(Entries with figure data)
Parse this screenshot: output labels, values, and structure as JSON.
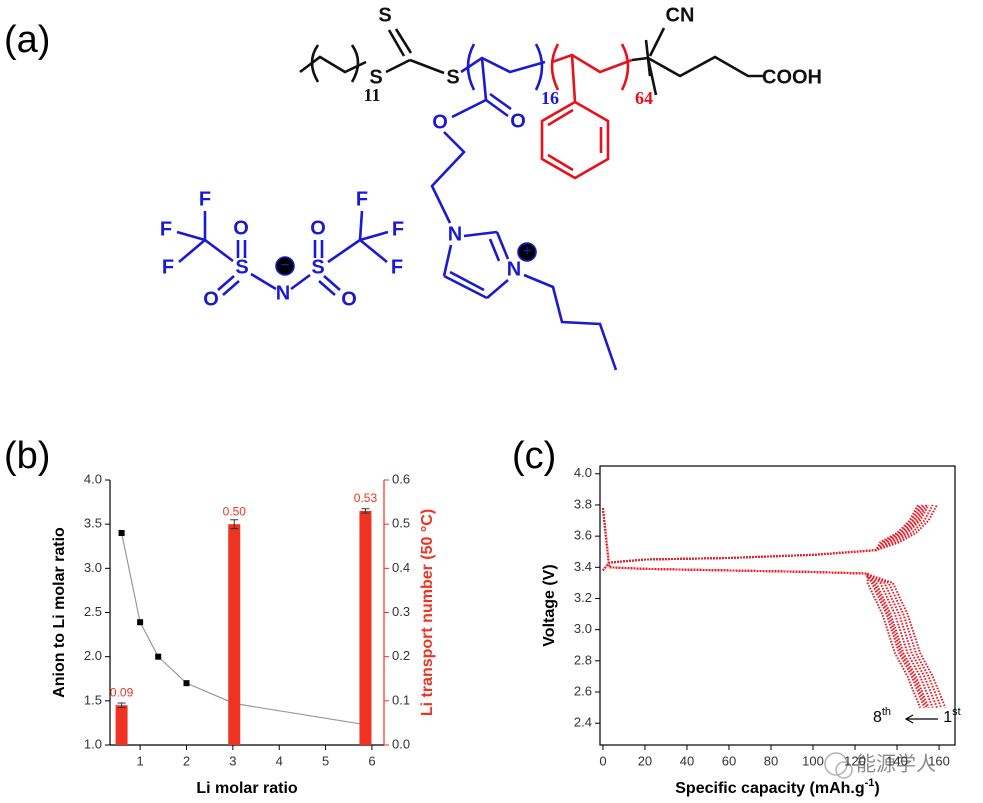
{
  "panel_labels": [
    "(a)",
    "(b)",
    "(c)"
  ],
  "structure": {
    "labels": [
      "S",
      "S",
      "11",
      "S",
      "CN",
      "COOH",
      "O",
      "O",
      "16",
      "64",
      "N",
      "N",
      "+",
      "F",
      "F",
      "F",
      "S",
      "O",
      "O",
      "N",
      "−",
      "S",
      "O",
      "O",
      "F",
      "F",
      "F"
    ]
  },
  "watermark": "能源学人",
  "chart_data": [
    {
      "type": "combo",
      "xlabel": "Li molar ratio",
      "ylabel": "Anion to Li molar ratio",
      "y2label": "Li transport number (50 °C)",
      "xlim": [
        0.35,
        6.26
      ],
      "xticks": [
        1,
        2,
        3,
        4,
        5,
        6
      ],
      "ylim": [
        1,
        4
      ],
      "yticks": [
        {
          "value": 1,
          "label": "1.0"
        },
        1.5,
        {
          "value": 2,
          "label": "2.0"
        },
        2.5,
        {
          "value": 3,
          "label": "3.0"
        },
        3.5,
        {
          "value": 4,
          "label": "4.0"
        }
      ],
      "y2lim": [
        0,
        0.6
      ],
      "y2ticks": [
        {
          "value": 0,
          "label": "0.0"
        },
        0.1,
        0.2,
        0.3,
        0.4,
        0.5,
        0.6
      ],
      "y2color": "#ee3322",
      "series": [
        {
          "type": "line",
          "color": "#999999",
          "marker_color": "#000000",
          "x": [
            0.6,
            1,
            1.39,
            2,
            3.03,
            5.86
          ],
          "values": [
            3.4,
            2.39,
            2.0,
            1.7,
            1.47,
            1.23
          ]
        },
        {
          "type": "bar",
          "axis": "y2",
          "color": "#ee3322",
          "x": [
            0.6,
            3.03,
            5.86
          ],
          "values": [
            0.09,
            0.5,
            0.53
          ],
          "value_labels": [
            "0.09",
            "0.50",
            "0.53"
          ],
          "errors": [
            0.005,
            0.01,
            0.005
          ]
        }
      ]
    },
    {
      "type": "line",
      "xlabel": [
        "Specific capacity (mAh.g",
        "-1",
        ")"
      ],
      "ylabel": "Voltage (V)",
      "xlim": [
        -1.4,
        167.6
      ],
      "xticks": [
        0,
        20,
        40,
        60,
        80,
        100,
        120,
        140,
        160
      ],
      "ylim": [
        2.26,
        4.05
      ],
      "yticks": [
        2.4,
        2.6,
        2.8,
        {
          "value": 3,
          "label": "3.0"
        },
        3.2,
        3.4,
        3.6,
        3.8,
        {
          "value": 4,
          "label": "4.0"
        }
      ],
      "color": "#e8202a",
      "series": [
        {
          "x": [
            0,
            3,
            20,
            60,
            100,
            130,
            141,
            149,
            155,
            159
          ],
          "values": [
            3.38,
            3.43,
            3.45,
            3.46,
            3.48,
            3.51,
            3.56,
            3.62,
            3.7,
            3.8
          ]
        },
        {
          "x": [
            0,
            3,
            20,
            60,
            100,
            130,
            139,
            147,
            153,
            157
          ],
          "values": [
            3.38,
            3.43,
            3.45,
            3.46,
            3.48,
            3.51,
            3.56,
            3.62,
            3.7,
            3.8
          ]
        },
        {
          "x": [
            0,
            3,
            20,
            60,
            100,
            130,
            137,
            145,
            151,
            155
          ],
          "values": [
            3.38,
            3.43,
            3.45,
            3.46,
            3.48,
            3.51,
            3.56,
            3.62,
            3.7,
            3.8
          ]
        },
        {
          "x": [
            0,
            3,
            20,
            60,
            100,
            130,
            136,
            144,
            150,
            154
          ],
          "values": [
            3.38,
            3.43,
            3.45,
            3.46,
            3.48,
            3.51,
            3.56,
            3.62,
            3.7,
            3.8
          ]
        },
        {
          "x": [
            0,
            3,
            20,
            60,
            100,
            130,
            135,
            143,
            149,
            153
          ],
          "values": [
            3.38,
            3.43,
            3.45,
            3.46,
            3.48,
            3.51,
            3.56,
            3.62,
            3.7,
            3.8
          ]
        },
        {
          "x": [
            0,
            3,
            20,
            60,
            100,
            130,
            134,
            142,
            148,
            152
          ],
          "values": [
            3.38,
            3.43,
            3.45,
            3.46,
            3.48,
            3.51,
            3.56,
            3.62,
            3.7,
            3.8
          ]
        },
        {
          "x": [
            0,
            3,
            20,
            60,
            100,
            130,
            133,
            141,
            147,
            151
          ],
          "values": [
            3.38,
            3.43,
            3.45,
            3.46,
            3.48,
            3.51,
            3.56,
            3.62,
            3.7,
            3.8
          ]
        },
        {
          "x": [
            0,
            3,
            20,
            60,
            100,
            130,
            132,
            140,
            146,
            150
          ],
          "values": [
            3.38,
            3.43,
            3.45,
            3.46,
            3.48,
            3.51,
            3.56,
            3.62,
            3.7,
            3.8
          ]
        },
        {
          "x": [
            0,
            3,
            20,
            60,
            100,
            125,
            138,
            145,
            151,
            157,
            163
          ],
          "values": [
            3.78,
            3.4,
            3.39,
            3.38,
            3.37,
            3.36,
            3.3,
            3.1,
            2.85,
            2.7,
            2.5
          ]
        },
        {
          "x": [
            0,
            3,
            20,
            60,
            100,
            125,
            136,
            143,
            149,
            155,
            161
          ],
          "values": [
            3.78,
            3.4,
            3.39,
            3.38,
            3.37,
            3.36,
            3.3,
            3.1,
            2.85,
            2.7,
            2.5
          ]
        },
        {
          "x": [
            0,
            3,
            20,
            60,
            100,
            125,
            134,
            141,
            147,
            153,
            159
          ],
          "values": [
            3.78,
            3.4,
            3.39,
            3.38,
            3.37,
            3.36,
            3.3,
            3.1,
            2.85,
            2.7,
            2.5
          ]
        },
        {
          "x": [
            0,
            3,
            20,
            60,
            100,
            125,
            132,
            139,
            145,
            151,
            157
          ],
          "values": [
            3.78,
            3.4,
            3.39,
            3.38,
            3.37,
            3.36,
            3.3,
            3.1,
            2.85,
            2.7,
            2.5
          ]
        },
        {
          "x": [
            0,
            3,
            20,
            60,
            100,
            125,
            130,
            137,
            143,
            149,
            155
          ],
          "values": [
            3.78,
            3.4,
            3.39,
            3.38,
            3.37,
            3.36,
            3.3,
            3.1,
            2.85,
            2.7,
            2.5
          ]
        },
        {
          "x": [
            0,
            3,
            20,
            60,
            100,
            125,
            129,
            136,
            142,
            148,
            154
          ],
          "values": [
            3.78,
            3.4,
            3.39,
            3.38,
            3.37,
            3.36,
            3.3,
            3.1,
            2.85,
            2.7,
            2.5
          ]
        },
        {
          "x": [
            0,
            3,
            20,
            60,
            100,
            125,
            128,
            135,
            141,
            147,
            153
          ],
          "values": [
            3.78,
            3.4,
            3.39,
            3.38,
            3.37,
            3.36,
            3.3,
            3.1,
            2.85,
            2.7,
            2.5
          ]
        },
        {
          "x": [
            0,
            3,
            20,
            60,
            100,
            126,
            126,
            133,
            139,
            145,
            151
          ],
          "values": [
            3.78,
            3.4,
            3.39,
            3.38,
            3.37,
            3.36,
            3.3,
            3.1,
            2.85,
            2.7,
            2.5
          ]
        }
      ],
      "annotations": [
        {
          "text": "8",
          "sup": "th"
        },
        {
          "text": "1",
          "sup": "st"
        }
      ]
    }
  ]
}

• _Request_
Each line of the material must be retyped exactly, except that images are omitted.

• _Response to this task_
Parse this screenshot: output labels, values, and structure as JSON.
{
  "panel_labels": [
    "(a)",
    "(b)",
    "(c)"
  ],
  "structure": {
    "labels": [
      "S",
      "S",
      "11",
      "S",
      "CN",
      "COOH",
      "O",
      "O",
      "16",
      "64",
      "N",
      "N",
      "+",
      "F",
      "F",
      "F",
      "S",
      "O",
      "O",
      "N",
      "−",
      "S",
      "O",
      "O",
      "F",
      "F",
      "F"
    ]
  },
  "watermark": "能源学人",
  "chart_data": [
    {
      "type": "combo",
      "xlabel": "Li molar ratio",
      "ylabel": "Anion to Li molar ratio",
      "y2label": "Li transport number (50 °C)",
      "xlim": [
        0.35,
        6.26
      ],
      "xticks": [
        1,
        2,
        3,
        4,
        5,
        6
      ],
      "ylim": [
        1,
        4
      ],
      "yticks": [
        {
          "value": 1,
          "label": "1.0"
        },
        1.5,
        {
          "value": 2,
          "label": "2.0"
        },
        2.5,
        {
          "value": 3,
          "label": "3.0"
        },
        3.5,
        {
          "value": 4,
          "label": "4.0"
        }
      ],
      "y2lim": [
        0,
        0.6
      ],
      "y2ticks": [
        {
          "value": 0,
          "label": "0.0"
        },
        0.1,
        0.2,
        0.3,
        0.4,
        0.5,
        0.6
      ],
      "y2color": "#ee3322",
      "series": [
        {
          "type": "line",
          "color": "#999999",
          "marker_color": "#000000",
          "x": [
            0.6,
            1,
            1.39,
            2,
            3.03,
            5.86
          ],
          "values": [
            3.4,
            2.39,
            2.0,
            1.7,
            1.47,
            1.23
          ]
        },
        {
          "type": "bar",
          "axis": "y2",
          "color": "#ee3322",
          "x": [
            0.6,
            3.03,
            5.86
          ],
          "values": [
            0.09,
            0.5,
            0.53
          ],
          "value_labels": [
            "0.09",
            "0.50",
            "0.53"
          ],
          "errors": [
            0.005,
            0.01,
            0.005
          ]
        }
      ]
    },
    {
      "type": "line",
      "xlabel": [
        "Specific capacity (mAh.g",
        "-1",
        ")"
      ],
      "ylabel": "Voltage (V)",
      "xlim": [
        -1.4,
        167.6
      ],
      "xticks": [
        0,
        20,
        40,
        60,
        80,
        100,
        120,
        140,
        160
      ],
      "ylim": [
        2.26,
        4.05
      ],
      "yticks": [
        2.4,
        2.6,
        2.8,
        {
          "value": 3,
          "label": "3.0"
        },
        3.2,
        3.4,
        3.6,
        3.8,
        {
          "value": 4,
          "label": "4.0"
        }
      ],
      "color": "#e8202a",
      "series": [
        {
          "x": [
            0,
            3,
            20,
            60,
            100,
            130,
            141,
            149,
            155,
            159
          ],
          "values": [
            3.38,
            3.43,
            3.45,
            3.46,
            3.48,
            3.51,
            3.56,
            3.62,
            3.7,
            3.8
          ]
        },
        {
          "x": [
            0,
            3,
            20,
            60,
            100,
            130,
            139,
            147,
            153,
            157
          ],
          "values": [
            3.38,
            3.43,
            3.45,
            3.46,
            3.48,
            3.51,
            3.56,
            3.62,
            3.7,
            3.8
          ]
        },
        {
          "x": [
            0,
            3,
            20,
            60,
            100,
            130,
            137,
            145,
            151,
            155
          ],
          "values": [
            3.38,
            3.43,
            3.45,
            3.46,
            3.48,
            3.51,
            3.56,
            3.62,
            3.7,
            3.8
          ]
        },
        {
          "x": [
            0,
            3,
            20,
            60,
            100,
            130,
            136,
            144,
            150,
            154
          ],
          "values": [
            3.38,
            3.43,
            3.45,
            3.46,
            3.48,
            3.51,
            3.56,
            3.62,
            3.7,
            3.8
          ]
        },
        {
          "x": [
            0,
            3,
            20,
            60,
            100,
            130,
            135,
            143,
            149,
            153
          ],
          "values": [
            3.38,
            3.43,
            3.45,
            3.46,
            3.48,
            3.51,
            3.56,
            3.62,
            3.7,
            3.8
          ]
        },
        {
          "x": [
            0,
            3,
            20,
            60,
            100,
            130,
            134,
            142,
            148,
            152
          ],
          "values": [
            3.38,
            3.43,
            3.45,
            3.46,
            3.48,
            3.51,
            3.56,
            3.62,
            3.7,
            3.8
          ]
        },
        {
          "x": [
            0,
            3,
            20,
            60,
            100,
            130,
            133,
            141,
            147,
            151
          ],
          "values": [
            3.38,
            3.43,
            3.45,
            3.46,
            3.48,
            3.51,
            3.56,
            3.62,
            3.7,
            3.8
          ]
        },
        {
          "x": [
            0,
            3,
            20,
            60,
            100,
            130,
            132,
            140,
            146,
            150
          ],
          "values": [
            3.38,
            3.43,
            3.45,
            3.46,
            3.48,
            3.51,
            3.56,
            3.62,
            3.7,
            3.8
          ]
        },
        {
          "x": [
            0,
            3,
            20,
            60,
            100,
            125,
            138,
            145,
            151,
            157,
            163
          ],
          "values": [
            3.78,
            3.4,
            3.39,
            3.38,
            3.37,
            3.36,
            3.3,
            3.1,
            2.85,
            2.7,
            2.5
          ]
        },
        {
          "x": [
            0,
            3,
            20,
            60,
            100,
            125,
            136,
            143,
            149,
            155,
            161
          ],
          "values": [
            3.78,
            3.4,
            3.39,
            3.38,
            3.37,
            3.36,
            3.3,
            3.1,
            2.85,
            2.7,
            2.5
          ]
        },
        {
          "x": [
            0,
            3,
            20,
            60,
            100,
            125,
            134,
            141,
            147,
            153,
            159
          ],
          "values": [
            3.78,
            3.4,
            3.39,
            3.38,
            3.37,
            3.36,
            3.3,
            3.1,
            2.85,
            2.7,
            2.5
          ]
        },
        {
          "x": [
            0,
            3,
            20,
            60,
            100,
            125,
            132,
            139,
            145,
            151,
            157
          ],
          "values": [
            3.78,
            3.4,
            3.39,
            3.38,
            3.37,
            3.36,
            3.3,
            3.1,
            2.85,
            2.7,
            2.5
          ]
        },
        {
          "x": [
            0,
            3,
            20,
            60,
            100,
            125,
            130,
            137,
            143,
            149,
            155
          ],
          "values": [
            3.78,
            3.4,
            3.39,
            3.38,
            3.37,
            3.36,
            3.3,
            3.1,
            2.85,
            2.7,
            2.5
          ]
        },
        {
          "x": [
            0,
            3,
            20,
            60,
            100,
            125,
            129,
            136,
            142,
            148,
            154
          ],
          "values": [
            3.78,
            3.4,
            3.39,
            3.38,
            3.37,
            3.36,
            3.3,
            3.1,
            2.85,
            2.7,
            2.5
          ]
        },
        {
          "x": [
            0,
            3,
            20,
            60,
            100,
            125,
            128,
            135,
            141,
            147,
            153
          ],
          "values": [
            3.78,
            3.4,
            3.39,
            3.38,
            3.37,
            3.36,
            3.3,
            3.1,
            2.85,
            2.7,
            2.5
          ]
        },
        {
          "x": [
            0,
            3,
            20,
            60,
            100,
            126,
            126,
            133,
            139,
            145,
            151
          ],
          "values": [
            3.78,
            3.4,
            3.39,
            3.38,
            3.37,
            3.36,
            3.3,
            3.1,
            2.85,
            2.7,
            2.5
          ]
        }
      ],
      "annotations": [
        {
          "text": "8",
          "sup": "th"
        },
        {
          "text": "1",
          "sup": "st"
        }
      ]
    }
  ]
}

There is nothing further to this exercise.